## GIVEN PROBLEM 1:
Please decide whether each statement below agrees with the birthday post, answering yes or no and quoting the words of the post that settle it. (a) K is 46 years old. (b) The hidden floral pattern on the shirt is on the collar. (c) K was pleased with the shirt.
## GIVEN PROBLEM 2:
Extend the birthday post, picking up right after its final sentence.

I spent some of last week hanging out at Zoe’s place. These were the results.
In which I celebrate K’s birthday by decking him out in pistachio and germolene.
A gentle country stroll, with carnivorous intent.
A predictable reversion to type. (And to think that I originally saw this guest-blogging gig as a chance to stop banging on about pop music the whole time. Ah well, at least I lasted for two whole posts.)
Dancing horses, Japanese horror, and the return of Beefheart’s boys. (I shall be returning to the dancing horses in the near-ish future.)
Troubled Twat, or My Boyfriend Is A Diva.
(posted by Mike)
It was my boyfriend K’s birthday yesterday. (If you can still legitimately call a grown man of 46 your “boyfriend”.) He’s not an easy person to shop for, being possessed of a very exacting set of aesthetic standards that few could ever hope to grasp – including a pronounced and unfathomable fondness for beige.
Not wishing to pander, I gave him a nice striped shirt from Paul Smith, in arresting shades of pistachio and germolene. Design features include a satin-effect finish on the pistachio, and a vividly contrasting “secret” floral pattern, tucked away on the reverse side of the double cuffs.
He was thrilled.
“But the best present of all”, I explained, as K examined the garment – stroking the yoke, fingering the placket – “is agreeing to go out with you tonight, instead of insisting we stay in to meet the new housemates on Big Brother 6. I hope you appreciate what a sacrifice this is.”
Give and take. It’s the secret of every successful relationship.
“I’m going to be guest blogging on a site called My Boyfriend Is A Twat”, I announced, as we prepared ourselves for the evening. “Whatever do you suppose I shall write about?”

Layout annotation data:
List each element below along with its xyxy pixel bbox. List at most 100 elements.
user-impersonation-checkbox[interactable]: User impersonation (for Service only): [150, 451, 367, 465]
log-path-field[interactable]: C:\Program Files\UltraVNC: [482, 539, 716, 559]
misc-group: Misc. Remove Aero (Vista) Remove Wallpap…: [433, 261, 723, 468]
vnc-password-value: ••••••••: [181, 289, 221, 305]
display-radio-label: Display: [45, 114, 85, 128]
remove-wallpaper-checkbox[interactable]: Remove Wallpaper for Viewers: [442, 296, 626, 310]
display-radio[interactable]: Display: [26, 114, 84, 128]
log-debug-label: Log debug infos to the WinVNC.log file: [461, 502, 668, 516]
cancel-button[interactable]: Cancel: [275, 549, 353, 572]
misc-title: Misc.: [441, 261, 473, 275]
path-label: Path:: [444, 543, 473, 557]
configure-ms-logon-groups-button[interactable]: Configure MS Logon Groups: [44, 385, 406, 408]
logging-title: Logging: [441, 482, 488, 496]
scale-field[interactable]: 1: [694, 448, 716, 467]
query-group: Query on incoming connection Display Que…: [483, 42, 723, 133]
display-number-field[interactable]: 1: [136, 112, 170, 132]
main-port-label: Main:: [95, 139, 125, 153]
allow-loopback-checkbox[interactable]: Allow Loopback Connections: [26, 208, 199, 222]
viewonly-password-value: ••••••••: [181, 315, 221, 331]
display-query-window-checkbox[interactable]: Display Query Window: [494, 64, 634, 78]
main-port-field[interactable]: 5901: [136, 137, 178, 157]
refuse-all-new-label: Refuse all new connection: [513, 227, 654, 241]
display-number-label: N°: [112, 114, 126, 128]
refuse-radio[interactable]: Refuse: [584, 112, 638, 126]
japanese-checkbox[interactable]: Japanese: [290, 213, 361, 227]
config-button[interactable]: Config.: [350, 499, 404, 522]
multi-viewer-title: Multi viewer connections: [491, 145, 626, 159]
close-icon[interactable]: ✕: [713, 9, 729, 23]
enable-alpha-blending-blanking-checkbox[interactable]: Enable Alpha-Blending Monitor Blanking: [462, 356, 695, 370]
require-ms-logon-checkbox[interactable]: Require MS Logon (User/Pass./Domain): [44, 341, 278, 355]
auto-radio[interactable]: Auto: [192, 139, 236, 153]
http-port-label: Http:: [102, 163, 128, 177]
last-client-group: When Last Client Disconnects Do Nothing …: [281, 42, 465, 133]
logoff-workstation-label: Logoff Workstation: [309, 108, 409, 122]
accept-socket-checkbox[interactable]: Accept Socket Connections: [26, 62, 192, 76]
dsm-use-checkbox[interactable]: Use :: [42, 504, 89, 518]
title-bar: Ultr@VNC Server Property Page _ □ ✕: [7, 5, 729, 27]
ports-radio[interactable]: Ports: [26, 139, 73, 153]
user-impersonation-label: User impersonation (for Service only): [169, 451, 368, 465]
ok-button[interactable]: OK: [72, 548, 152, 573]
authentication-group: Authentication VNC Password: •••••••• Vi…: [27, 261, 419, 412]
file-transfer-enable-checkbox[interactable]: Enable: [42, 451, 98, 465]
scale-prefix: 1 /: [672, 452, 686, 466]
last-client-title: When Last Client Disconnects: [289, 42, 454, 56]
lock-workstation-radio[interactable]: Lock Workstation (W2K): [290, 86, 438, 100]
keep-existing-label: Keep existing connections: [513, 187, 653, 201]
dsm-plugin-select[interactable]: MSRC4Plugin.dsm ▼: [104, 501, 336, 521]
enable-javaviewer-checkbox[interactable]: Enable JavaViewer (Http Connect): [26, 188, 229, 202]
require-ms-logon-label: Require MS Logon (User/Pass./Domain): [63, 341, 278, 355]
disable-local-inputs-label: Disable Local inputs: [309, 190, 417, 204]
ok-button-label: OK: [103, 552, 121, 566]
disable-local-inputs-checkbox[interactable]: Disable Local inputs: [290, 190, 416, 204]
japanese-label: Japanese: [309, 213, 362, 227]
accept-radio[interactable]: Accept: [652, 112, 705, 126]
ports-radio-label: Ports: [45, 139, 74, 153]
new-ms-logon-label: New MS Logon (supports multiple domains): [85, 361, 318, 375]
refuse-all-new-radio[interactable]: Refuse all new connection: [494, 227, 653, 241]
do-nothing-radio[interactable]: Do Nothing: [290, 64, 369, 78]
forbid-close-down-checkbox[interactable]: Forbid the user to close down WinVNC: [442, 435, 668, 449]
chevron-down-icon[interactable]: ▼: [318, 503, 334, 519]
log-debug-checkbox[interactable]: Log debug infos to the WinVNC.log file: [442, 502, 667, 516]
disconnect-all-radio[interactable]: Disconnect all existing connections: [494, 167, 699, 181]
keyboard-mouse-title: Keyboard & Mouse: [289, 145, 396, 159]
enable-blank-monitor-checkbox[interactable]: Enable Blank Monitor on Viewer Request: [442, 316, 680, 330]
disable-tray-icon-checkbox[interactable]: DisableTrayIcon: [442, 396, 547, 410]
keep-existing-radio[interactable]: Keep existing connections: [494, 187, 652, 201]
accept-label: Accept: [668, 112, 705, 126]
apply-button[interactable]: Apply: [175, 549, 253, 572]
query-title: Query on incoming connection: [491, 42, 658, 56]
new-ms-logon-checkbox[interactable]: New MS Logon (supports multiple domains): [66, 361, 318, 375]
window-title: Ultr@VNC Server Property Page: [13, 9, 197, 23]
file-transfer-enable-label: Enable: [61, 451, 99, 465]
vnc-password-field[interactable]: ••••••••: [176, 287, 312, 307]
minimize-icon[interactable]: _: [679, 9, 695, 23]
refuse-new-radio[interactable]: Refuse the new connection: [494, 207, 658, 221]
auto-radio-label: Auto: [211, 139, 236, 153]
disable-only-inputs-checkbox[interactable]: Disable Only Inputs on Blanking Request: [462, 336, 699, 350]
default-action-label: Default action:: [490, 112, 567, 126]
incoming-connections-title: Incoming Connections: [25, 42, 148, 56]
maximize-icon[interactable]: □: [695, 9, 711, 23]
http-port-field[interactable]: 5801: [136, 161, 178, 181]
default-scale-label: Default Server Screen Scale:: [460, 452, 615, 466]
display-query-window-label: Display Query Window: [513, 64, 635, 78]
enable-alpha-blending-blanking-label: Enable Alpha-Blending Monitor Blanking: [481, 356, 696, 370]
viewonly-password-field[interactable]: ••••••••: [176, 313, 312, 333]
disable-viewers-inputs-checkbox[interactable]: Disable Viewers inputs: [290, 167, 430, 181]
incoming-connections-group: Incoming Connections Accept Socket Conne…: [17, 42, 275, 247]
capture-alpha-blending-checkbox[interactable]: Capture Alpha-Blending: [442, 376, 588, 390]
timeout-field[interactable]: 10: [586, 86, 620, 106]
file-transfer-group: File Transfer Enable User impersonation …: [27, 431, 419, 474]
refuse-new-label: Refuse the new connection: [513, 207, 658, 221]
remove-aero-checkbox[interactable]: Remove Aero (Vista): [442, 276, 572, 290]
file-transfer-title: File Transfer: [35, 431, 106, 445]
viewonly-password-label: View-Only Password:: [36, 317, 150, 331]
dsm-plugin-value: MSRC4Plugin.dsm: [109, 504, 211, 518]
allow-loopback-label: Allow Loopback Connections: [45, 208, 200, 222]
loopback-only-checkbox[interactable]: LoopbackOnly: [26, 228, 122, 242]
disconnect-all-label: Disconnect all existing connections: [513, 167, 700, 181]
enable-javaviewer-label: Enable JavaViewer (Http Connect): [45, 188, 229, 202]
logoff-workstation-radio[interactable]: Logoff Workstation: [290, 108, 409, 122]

## EXERCISE RESULT 1:
(a) Yes: "a grown man of 46"
(b) No: "tucked away on the reverse side of the double cuffs"
(c) Yes: "He was thrilled."

## EXERCISE RESULT 2:
He flicked me a nervous glance.
“Look, what I need is for you to behave like an absolute arse for the next few days. You know – source material. If you could see your way clear to getting steaming pissed tonight, that should give me a few column inches for starters.”
“I’ll see what I can do, Mike.”
He’s a sweet man.
For the purposes of this little exercise, we’ve been considering re-branding options. I thought of going for My Partner Is A Prat, because “partner” is so much more grown-up.
K favours My Boyfriend Is A Saint, but we’ll have none of that. He can write his own blog, if that’s the way he feels.
We could have settled with My Future Registered Civil Partner Is A Symphony In Satin-Effect Pistachio And Germolene, but that’s a bit of a mouthful, and would have necessitated a site redesign (it clashes with the cerise). So we’ll deliberate further, and get back to you.
Fuck, I’m going to miss Doctor Who. Hello Belgium! I’m here all week.
Popping out for meat.
(posted by Mike)
Warning: contains gratuitously explicit references to carnivorous activities. Ethical vegetarians should proceed with all due caution.
The walk to the Traditional Independent Local Butcher’s Shop takes about forty minutes, across the rolling fields and valleys of Derbyshire’s beautiful and historic Peak District National Park. Granted, it’s a bit of a hike – but it sure beats trundling round Sainsbury’s car park in search of a parking space, like all those Poor Repressed Townies who know nothing of our Country Ways.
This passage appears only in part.